Given records
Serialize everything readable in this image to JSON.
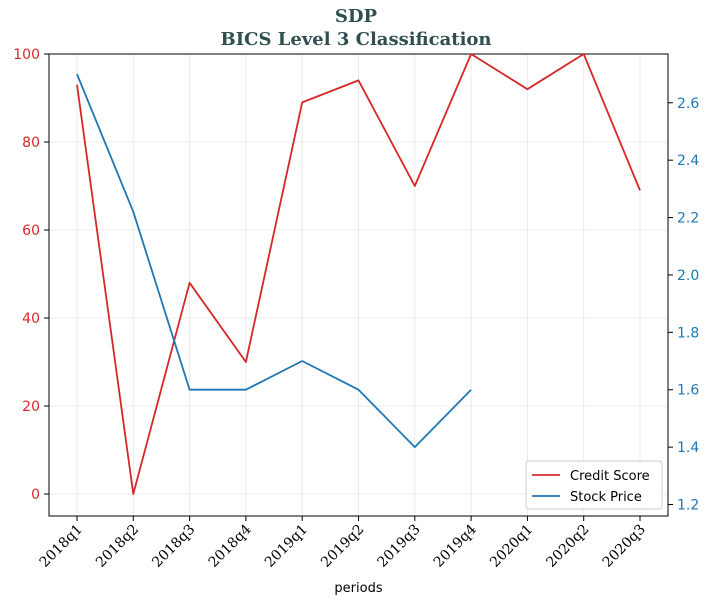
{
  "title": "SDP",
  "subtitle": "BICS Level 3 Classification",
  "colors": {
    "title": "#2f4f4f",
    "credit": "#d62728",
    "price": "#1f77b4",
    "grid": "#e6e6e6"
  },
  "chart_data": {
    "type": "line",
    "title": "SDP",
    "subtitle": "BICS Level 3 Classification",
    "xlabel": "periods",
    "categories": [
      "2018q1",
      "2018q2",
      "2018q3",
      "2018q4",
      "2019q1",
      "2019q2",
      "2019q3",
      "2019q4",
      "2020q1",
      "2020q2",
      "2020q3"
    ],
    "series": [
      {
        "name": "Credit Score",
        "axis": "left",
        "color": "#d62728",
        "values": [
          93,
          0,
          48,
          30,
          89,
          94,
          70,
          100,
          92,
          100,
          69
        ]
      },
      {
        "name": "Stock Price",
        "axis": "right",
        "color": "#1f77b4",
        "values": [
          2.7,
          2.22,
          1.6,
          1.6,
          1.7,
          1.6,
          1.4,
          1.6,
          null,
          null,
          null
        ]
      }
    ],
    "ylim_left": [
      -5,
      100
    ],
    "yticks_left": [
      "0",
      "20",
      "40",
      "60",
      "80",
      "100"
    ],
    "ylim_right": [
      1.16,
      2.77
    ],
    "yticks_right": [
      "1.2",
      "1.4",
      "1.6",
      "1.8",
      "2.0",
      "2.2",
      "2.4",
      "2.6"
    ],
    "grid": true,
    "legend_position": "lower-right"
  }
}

...

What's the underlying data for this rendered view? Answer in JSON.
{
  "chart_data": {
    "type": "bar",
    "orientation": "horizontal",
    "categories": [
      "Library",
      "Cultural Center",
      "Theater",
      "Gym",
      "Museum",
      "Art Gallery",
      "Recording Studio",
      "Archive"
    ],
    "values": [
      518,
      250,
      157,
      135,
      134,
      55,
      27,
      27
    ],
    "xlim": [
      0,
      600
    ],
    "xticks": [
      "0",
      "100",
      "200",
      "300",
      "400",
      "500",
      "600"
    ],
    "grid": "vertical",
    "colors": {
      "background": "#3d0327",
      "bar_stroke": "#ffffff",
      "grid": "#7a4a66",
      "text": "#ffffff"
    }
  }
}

To be done
Pull out all lines from the entries above that include the word "JSON".

Answer for the task
Serialize everything readable in this image to JSON.
What's the underlying data for this rendered view? Answer in JSON.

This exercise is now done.